══ Entries shown ══

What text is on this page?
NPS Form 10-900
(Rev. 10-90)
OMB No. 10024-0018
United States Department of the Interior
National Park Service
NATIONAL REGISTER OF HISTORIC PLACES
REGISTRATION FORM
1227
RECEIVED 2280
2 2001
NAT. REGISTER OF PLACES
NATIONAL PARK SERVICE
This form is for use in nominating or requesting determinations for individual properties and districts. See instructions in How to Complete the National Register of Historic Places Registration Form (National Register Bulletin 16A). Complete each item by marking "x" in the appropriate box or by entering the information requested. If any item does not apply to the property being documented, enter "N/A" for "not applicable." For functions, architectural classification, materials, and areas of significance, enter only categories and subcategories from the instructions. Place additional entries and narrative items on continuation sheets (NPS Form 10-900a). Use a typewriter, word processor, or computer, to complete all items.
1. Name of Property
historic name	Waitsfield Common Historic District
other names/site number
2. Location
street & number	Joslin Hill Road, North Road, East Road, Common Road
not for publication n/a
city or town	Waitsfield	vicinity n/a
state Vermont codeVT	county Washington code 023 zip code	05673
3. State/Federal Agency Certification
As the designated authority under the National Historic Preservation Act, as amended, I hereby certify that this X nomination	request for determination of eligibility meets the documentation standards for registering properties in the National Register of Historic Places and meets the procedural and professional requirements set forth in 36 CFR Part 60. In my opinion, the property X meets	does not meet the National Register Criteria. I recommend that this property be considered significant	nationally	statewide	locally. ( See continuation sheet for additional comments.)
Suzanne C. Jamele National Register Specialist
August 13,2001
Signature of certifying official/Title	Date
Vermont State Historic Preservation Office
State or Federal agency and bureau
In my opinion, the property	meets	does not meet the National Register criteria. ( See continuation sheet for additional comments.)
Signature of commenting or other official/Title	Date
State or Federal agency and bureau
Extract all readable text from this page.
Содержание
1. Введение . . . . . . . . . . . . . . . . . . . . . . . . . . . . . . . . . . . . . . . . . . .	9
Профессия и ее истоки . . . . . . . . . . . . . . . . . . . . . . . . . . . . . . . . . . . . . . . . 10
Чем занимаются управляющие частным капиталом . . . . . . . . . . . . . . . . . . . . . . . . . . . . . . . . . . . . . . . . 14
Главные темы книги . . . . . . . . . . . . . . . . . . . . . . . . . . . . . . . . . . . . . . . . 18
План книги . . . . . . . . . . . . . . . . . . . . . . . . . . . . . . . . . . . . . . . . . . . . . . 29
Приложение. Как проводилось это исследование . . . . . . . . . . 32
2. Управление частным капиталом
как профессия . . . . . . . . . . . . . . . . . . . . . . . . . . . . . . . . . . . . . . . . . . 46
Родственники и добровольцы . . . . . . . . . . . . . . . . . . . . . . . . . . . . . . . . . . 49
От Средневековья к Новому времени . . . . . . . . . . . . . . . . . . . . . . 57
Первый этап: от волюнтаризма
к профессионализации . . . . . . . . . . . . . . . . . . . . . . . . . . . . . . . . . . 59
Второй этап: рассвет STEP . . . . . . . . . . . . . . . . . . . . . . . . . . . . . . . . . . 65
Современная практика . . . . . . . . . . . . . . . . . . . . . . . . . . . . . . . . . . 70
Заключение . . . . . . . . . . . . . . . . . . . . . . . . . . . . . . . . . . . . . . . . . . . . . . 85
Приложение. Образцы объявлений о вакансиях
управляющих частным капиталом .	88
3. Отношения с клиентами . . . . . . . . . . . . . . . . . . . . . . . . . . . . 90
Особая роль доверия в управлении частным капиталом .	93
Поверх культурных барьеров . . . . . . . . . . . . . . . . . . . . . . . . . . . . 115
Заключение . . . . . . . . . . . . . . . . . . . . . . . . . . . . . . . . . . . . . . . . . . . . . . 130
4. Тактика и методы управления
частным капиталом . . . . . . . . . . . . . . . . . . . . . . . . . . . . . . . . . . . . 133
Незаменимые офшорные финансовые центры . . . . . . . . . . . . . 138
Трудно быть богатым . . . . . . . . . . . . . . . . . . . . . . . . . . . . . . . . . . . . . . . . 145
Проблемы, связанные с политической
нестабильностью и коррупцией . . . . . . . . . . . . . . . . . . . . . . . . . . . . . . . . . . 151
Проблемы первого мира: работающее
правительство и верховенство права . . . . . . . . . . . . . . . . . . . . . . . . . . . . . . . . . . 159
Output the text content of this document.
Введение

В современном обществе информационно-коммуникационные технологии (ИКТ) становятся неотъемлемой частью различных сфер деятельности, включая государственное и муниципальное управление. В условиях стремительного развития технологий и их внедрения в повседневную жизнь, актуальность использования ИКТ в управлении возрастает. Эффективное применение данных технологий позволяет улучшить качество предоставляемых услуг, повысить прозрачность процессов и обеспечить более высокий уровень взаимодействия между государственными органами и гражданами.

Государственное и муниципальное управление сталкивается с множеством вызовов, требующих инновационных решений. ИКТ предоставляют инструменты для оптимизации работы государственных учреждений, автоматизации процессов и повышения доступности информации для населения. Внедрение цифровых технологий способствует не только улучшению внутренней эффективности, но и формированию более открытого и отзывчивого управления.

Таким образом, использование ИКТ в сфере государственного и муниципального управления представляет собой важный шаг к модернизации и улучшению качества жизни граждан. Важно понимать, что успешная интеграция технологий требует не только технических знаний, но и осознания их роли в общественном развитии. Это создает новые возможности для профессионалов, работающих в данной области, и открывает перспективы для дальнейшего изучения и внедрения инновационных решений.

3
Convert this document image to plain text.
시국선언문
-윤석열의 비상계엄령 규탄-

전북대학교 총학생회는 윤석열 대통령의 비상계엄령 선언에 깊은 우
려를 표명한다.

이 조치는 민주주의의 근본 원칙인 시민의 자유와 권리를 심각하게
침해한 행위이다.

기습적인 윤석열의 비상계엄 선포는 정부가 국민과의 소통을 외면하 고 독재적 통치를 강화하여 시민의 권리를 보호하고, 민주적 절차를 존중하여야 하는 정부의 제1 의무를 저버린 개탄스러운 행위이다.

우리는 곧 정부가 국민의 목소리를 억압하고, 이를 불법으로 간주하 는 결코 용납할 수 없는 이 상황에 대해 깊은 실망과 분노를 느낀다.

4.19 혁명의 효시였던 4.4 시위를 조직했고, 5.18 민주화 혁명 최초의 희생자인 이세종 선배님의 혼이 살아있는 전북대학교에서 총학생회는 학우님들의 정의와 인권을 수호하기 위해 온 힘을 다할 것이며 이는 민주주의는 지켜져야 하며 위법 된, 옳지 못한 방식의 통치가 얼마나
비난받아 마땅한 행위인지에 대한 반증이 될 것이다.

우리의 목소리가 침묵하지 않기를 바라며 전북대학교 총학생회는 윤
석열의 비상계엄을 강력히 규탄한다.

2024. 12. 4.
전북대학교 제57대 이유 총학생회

═══

Work to be completed
Quote all of the entries verbatim.

The answer
What text is on this page?
NPS Form 10-900
(Rev. 10-90)
OMB No. 10024-0018
United States Department of the Interior
National Park Service
NATIONAL REGISTER OF HISTORIC PLACES
REGISTRATION FORM
1227
RECEIVED 2280
2 2001
NAT. REGISTER OF PLACES
NATIONAL PARK SERVICE
This form is for use in nominating or requesting determinations for individual properties and districts. See instructions in How to Complete the National Register of Historic Places Registration Form (National Register Bulletin 16A). Complete each item by marking "x" in the appropriate box or by entering the information requested. If any item does not apply to the property being documented, enter "N/A" for "not applicable." For functions, architectural classification, materials, and areas of significance, enter only categories and subcategories from the instructions. Place additional entries and narrative items on continuation sheets (NPS Form 10-900a). Use a typewriter, word processor, or computer, to complete all items.
1. Name of Property
historic name	Waitsfield Common Historic District
other names/site number
2. Location
street & number	Joslin Hill Road, North Road, East Road, Common Road
not for publication n/a
city or town	Waitsfield	vicinity n/a
state Vermont codeVT	county Washington code 023 zip code	05673
3. State/Federal Agency Certification
As the designated authority under the National Historic Preservation Act, as amended, I hereby certify that this X nomination	request for determination of eligibility meets the documentation standards for registering properties in the National Register of Historic Places and meets the procedural and professional requirements set forth in 36 CFR Part 60. In my opinion, the property X meets	does not meet the National Register Criteria. I recommend that this property be considered significant	nationally	statewide	locally. ( See continuation sheet for additional comments.)
Suzanne C. Jamele National Register Specialist
August 13,2001
Signature of certifying official/Title	Date
Vermont State Historic Preservation Office
State or Federal agency and bureau
In my opinion, the property	meets	does not meet the National Register criteria. ( See continuation sheet for additional comments.)
Signature of commenting or other official/Title	Date
State or Federal agency and bureau
Extract all readable text from this page.
Содержание
1. Введение . . . . . . . . . . . . . . . . . . . . . . . . . . . . . . . . . . . . . . . . . . .	9
Профессия и ее истоки . . . . . . . . . . . . . . . . . . . . . . . . . . . . . . . . . . . . . . . . 10
Чем занимаются управляющие частным капиталом . . . . . . . . . . . . . . . . . . . . . . . . . . . . . . . . . . . . . . . . 14
Главные темы книги . . . . . . . . . . . . . . . . . . . . . . . . . . . . . . . . . . . . . . . . 18
План книги . . . . . . . . . . . . . . . . . . . . . . . . . . . . . . . . . . . . . . . . . . . . . . 29
Приложение. Как проводилось это исследование . . . . . . . . . . 32
2. Управление частным капиталом
как профессия . . . . . . . . . . . . . . . . . . . . . . . . . . . . . . . . . . . . . . . . . . 46
Родственники и добровольцы . . . . . . . . . . . . . . . . . . . . . . . . . . . . . . . . . . 49
От Средневековья к Новому времени . . . . . . . . . . . . . . . . . . . . . . 57
Первый этап: от волюнтаризма
к профессионализации . . . . . . . . . . . . . . . . . . . . . . . . . . . . . . . . . . 59
Второй этап: рассвет STEP . . . . . . . . . . . . . . . . . . . . . . . . . . . . . . . . . . 65
Современная практика . . . . . . . . . . . . . . . . . . . . . . . . . . . . . . . . . . 70
Заключение . . . . . . . . . . . . . . . . . . . . . . . . . . . . . . . . . . . . . . . . . . . . . . 85
Приложение. Образцы объявлений о вакансиях
управляющих частным капиталом .	88
3. Отношения с клиентами . . . . . . . . . . . . . . . . . . . . . . . . . . . . 90
Особая роль доверия в управлении частным капиталом .	93
Поверх культурных барьеров . . . . . . . . . . . . . . . . . . . . . . . . . . . . 115
Заключение . . . . . . . . . . . . . . . . . . . . . . . . . . . . . . . . . . . . . . . . . . . . . . 130
4. Тактика и методы управления
частным капиталом . . . . . . . . . . . . . . . . . . . . . . . . . . . . . . . . . . . . 133
Незаменимые офшорные финансовые центры . . . . . . . . . . . . . 138
Трудно быть богатым . . . . . . . . . . . . . . . . . . . . . . . . . . . . . . . . . . . . . . . . 145
Проблемы, связанные с политической
нестабильностью и коррупцией . . . . . . . . . . . . . . . . . . . . . . . . . . . . . . . . . . 151
Проблемы первого мира: работающее
правительство и верховенство права . . . . . . . . . . . . . . . . . . . . . . . . . . . . . . . . . . 159
Output the text content of this document.
Введение

В современном обществе информационно-коммуникационные технологии (ИКТ) становятся неотъемлемой частью различных сфер деятельности, включая государственное и муниципальное управление. В условиях стремительного развития технологий и их внедрения в повседневную жизнь, актуальность использования ИКТ в управлении возрастает. Эффективное применение данных технологий позволяет улучшить качество предоставляемых услуг, повысить прозрачность процессов и обеспечить более высокий уровень взаимодействия между государственными органами и гражданами.

Государственное и муниципальное управление сталкивается с множеством вызовов, требующих инновационных решений. ИКТ предоставляют инструменты для оптимизации работы государственных учреждений, автоматизации процессов и повышения доступности информации для населения. Внедрение цифровых технологий способствует не только улучшению внутренней эффективности, но и формированию более открытого и отзывчивого управления.

Таким образом, использование ИКТ в сфере государственного и муниципального управления представляет собой важный шаг к модернизации и улучшению качества жизни граждан. Важно понимать, что успешная интеграция технологий требует не только технических знаний, но и осознания их роли в общественном развитии. Это создает новые возможности для профессионалов, работающих в данной области, и открывает перспективы для дальнейшего изучения и внедрения инновационных решений.

3
Convert this document image to plain text.
시국선언문
-윤석열의 비상계엄령 규탄-

전북대학교 총학생회는 윤석열 대통령의 비상계엄령 선언에 깊은 우
려를 표명한다.

이 조치는 민주주의의 근본 원칙인 시민의 자유와 권리를 심각하게
침해한 행위이다.

기습적인 윤석열의 비상계엄 선포는 정부가 국민과의 소통을 외면하 고 독재적 통치를 강화하여 시민의 권리를 보호하고, 민주적 절차를 존중하여야 하는 정부의 제1 의무를 저버린 개탄스러운 행위이다.

우리는 곧 정부가 국민의 목소리를 억압하고, 이를 불법으로 간주하 는 결코 용납할 수 없는 이 상황에 대해 깊은 실망과 분노를 느낀다.

4.19 혁명의 효시였던 4.4 시위를 조직했고, 5.18 민주화 혁명 최초의 희생자인 이세종 선배님의 혼이 살아있는 전북대학교에서 총학생회는 학우님들의 정의와 인권을 수호하기 위해 온 힘을 다할 것이며 이는 민주주의는 지켜져야 하며 위법 된, 옳지 못한 방식의 통치가 얼마나
비난받아 마땅한 행위인지에 대한 반증이 될 것이다.

우리의 목소리가 침묵하지 않기를 바라며 전북대학교 총학생회는 윤
석열의 비상계엄을 강력히 규탄한다.

2024. 12. 4.
전북대학교 제57대 이유 총학생회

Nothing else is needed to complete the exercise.